Pull out every line of the data that contains the string "toggle", treating uppercase and lowercase as different.

* Begin Records supplied *

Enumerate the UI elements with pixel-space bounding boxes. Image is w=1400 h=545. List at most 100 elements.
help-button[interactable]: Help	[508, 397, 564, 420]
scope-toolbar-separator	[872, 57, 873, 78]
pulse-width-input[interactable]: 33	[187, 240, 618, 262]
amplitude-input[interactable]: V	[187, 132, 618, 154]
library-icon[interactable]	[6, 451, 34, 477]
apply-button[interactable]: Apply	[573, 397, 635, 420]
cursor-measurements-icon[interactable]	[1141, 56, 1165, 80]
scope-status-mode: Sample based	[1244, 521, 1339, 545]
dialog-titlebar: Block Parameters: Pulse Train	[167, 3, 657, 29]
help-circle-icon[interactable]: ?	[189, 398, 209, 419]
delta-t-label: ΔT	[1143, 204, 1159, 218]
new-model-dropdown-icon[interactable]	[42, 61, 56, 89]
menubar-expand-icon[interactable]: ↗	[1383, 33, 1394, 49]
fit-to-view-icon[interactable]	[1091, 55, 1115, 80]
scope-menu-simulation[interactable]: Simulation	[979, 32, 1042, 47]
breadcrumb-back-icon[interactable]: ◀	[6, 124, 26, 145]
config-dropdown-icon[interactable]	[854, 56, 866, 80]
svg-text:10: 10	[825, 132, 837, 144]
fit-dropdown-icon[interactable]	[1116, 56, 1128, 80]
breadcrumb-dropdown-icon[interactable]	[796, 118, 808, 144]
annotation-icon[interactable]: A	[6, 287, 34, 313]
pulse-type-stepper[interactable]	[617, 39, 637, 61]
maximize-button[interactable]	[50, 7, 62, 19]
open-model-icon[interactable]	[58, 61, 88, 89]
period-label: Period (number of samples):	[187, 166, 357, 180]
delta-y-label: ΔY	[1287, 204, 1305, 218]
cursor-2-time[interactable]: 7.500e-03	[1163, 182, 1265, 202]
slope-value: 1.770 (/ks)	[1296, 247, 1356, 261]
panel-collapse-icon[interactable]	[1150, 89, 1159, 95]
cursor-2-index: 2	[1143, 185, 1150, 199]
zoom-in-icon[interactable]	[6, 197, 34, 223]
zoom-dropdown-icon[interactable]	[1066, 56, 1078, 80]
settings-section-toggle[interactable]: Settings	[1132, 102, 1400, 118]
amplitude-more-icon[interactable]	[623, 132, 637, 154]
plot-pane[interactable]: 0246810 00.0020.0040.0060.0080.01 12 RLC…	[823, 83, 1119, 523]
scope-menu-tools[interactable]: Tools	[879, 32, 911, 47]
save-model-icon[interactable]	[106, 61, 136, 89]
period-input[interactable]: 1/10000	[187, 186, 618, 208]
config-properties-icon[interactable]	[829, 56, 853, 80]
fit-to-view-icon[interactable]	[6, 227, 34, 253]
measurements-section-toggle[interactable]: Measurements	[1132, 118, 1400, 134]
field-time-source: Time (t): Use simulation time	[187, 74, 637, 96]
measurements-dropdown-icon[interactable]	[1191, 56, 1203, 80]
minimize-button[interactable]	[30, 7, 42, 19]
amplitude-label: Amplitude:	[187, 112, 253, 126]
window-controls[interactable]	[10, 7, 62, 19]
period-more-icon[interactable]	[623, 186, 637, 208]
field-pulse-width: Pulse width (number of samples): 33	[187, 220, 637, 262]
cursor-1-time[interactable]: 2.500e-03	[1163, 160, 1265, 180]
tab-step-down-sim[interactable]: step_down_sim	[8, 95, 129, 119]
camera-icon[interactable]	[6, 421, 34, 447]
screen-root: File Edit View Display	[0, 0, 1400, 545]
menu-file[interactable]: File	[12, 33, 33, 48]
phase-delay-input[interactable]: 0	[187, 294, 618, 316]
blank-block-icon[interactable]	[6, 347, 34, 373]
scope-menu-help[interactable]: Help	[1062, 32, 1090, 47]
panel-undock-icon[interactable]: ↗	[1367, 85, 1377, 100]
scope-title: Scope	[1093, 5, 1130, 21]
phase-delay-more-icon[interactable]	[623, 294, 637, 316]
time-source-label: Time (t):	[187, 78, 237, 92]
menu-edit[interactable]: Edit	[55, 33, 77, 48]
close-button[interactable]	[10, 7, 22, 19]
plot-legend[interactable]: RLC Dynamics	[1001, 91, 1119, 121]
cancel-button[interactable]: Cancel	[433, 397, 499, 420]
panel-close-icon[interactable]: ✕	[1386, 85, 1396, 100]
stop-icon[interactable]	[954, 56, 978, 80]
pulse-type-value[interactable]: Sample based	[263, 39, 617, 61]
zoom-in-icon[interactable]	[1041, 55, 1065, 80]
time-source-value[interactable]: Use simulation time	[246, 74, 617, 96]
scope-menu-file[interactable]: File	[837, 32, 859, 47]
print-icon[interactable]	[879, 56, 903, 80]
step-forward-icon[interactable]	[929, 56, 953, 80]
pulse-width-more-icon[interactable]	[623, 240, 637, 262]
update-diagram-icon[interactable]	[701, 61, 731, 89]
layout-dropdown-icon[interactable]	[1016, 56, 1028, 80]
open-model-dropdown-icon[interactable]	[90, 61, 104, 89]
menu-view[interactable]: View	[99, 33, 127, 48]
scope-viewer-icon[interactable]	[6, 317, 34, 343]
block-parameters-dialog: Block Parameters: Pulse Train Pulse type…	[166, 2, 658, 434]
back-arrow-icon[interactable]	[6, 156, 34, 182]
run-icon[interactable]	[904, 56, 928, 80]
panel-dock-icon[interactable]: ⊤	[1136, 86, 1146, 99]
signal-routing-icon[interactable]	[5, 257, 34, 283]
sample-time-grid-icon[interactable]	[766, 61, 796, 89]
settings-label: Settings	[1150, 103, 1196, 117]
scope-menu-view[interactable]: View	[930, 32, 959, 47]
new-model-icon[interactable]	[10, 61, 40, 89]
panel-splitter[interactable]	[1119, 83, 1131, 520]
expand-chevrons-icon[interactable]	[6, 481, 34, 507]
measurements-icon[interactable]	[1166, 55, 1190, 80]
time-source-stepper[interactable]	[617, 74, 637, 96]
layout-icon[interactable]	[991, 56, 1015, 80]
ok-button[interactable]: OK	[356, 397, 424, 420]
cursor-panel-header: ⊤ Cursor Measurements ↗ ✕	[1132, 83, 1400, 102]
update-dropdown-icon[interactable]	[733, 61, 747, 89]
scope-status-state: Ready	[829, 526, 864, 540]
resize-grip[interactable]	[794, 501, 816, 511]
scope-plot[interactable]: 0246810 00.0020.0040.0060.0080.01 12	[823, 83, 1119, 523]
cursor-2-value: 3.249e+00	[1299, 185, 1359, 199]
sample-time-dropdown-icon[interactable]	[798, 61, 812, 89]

* End Records supplied *

**In response**:
settings-section-toggle[interactable]: Settings	[1132, 102, 1400, 118]
measurements-section-toggle[interactable]: Measurements	[1132, 118, 1400, 134]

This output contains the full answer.